> [YOUR OBJECTIVE]: Sort through the entries below and pull out lines containing the word "from".

> [DATA PROVIDED]:

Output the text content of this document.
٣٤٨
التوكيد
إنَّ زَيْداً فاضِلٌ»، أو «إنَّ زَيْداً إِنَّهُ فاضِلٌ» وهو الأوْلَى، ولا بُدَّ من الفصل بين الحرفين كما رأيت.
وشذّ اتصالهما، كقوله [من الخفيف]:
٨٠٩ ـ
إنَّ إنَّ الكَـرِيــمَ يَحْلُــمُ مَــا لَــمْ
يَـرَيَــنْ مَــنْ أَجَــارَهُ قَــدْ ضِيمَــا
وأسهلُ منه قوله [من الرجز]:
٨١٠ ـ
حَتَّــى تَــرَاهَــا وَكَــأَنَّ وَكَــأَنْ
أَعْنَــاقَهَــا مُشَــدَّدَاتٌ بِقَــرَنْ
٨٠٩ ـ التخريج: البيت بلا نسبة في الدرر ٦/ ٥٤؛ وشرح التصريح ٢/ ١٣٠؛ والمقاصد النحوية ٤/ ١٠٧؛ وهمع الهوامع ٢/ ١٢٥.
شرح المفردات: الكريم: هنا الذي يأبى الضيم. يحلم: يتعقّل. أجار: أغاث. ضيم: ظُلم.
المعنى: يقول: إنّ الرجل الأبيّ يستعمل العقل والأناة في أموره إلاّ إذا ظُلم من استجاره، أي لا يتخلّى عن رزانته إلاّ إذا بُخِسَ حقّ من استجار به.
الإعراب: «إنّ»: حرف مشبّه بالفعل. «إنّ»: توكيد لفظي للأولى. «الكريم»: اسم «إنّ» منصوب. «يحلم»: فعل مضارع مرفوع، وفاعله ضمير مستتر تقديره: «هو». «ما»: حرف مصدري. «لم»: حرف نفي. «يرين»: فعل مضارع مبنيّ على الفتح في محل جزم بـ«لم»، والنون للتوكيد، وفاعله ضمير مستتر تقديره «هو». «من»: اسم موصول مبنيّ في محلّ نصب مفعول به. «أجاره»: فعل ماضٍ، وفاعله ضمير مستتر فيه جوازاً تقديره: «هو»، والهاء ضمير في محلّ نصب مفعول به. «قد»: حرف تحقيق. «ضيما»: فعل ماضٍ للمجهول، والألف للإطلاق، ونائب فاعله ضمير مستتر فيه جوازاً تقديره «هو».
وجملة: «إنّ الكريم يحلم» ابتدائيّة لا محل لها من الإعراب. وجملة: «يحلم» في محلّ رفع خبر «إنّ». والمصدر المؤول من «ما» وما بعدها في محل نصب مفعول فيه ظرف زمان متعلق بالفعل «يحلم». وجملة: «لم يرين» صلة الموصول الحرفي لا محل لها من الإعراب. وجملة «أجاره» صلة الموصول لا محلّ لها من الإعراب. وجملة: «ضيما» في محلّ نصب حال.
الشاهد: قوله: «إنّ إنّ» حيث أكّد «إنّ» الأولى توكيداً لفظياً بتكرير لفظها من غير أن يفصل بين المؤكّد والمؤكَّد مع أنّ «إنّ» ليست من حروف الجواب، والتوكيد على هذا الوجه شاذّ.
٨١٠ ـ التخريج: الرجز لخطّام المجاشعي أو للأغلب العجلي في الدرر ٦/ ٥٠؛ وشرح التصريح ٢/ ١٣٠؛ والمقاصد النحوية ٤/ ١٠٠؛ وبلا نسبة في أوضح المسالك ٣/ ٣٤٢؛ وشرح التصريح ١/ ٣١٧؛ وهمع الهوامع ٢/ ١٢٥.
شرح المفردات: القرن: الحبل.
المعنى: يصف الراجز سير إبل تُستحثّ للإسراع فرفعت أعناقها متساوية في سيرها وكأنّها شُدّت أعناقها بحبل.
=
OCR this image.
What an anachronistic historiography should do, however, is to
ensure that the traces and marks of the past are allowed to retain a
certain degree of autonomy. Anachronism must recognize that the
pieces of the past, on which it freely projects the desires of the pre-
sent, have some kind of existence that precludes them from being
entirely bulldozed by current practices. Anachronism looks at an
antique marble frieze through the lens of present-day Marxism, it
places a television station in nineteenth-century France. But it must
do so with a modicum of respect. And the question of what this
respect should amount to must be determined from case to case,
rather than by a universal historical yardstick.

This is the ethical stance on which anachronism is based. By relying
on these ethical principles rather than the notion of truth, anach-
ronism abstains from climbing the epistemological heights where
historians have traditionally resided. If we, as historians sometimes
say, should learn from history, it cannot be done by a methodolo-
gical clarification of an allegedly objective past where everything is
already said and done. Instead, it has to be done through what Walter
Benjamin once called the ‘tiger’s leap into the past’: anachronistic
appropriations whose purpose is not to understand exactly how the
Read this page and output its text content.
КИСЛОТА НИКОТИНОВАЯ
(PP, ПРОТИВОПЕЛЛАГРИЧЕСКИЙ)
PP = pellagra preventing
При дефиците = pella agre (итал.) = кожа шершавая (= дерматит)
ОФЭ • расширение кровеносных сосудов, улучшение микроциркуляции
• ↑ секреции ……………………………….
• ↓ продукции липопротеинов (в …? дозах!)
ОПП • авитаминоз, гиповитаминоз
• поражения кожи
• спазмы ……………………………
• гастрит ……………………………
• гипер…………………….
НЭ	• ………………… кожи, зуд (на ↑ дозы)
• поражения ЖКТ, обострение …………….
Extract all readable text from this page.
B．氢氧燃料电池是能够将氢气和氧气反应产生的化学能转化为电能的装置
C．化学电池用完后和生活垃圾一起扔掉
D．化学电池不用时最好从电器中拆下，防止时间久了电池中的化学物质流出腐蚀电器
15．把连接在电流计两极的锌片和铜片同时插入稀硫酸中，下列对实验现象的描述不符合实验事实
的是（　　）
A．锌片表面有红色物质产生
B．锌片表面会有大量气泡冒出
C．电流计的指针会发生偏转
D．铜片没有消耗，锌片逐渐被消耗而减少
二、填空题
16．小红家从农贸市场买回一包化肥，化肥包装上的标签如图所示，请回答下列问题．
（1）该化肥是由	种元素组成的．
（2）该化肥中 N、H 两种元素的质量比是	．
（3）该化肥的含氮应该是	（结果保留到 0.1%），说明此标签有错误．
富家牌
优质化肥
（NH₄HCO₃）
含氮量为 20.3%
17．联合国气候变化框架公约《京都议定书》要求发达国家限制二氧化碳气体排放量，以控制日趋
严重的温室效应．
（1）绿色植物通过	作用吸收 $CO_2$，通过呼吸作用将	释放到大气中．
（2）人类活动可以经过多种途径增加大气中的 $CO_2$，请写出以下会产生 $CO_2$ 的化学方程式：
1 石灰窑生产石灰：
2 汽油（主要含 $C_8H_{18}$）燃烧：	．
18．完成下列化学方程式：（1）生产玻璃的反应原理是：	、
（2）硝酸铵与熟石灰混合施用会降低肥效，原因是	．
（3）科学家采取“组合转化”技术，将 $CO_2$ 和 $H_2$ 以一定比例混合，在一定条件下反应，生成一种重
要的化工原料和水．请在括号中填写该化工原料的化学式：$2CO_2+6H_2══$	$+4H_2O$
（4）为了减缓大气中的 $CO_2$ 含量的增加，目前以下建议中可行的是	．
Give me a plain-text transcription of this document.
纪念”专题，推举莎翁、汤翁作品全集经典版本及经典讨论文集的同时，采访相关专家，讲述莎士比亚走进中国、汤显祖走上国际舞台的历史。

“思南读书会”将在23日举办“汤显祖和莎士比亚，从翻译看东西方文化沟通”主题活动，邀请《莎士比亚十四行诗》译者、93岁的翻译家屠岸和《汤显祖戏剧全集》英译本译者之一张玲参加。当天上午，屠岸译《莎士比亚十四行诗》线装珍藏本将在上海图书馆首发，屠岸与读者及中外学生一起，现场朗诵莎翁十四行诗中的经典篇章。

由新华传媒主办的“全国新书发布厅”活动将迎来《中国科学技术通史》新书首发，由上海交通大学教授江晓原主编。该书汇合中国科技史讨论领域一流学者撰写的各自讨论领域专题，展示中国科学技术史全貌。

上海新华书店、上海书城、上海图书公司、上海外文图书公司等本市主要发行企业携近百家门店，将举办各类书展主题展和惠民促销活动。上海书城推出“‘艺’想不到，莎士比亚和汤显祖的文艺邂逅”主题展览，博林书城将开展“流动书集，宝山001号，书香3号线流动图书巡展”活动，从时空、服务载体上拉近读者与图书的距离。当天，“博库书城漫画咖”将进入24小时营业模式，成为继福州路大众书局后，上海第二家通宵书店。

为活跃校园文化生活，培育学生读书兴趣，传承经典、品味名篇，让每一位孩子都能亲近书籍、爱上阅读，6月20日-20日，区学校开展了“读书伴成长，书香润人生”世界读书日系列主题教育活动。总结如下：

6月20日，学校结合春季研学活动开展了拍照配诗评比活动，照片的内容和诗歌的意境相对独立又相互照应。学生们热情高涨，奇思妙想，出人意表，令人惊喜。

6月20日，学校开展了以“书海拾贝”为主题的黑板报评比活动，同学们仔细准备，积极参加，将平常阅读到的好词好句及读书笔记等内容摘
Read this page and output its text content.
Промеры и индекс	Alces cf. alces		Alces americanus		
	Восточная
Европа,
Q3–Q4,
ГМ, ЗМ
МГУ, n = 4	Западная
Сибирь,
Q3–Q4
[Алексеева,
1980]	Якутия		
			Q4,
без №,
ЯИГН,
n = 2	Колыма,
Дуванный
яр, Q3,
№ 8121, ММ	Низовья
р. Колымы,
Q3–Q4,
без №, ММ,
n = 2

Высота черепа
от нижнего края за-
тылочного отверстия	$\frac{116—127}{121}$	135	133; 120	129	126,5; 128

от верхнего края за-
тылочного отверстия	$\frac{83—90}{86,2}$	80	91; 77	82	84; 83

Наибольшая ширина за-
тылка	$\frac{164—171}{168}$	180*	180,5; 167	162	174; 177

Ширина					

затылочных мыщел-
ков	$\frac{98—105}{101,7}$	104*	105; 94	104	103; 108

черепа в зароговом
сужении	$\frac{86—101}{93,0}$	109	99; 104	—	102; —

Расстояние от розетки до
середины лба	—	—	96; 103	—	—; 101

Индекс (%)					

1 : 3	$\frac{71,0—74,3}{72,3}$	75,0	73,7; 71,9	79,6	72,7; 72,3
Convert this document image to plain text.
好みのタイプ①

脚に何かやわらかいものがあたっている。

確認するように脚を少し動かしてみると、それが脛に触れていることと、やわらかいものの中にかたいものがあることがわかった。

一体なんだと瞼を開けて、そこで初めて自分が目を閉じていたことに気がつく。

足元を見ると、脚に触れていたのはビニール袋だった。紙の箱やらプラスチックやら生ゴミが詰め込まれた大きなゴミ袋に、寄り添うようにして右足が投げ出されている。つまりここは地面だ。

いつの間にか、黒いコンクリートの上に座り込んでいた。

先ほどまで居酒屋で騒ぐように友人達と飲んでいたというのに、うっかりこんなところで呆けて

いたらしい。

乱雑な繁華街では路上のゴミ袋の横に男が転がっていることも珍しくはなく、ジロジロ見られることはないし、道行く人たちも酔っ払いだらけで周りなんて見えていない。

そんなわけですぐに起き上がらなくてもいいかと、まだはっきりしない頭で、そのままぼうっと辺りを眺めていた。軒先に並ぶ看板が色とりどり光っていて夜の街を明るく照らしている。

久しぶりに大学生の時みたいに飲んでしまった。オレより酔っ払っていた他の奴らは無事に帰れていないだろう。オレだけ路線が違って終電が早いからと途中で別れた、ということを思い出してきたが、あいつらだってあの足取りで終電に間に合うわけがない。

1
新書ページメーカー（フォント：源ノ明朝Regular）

> [TASK OUTPUT]:
sent, have some kind of existence that precludes them from being
respect should amount to must be determined from case to case,
ronism abstains from climbing the epistemological heights where
say, should learn from history, it cannot be done by a methodolo-
Extract all readable text from this page.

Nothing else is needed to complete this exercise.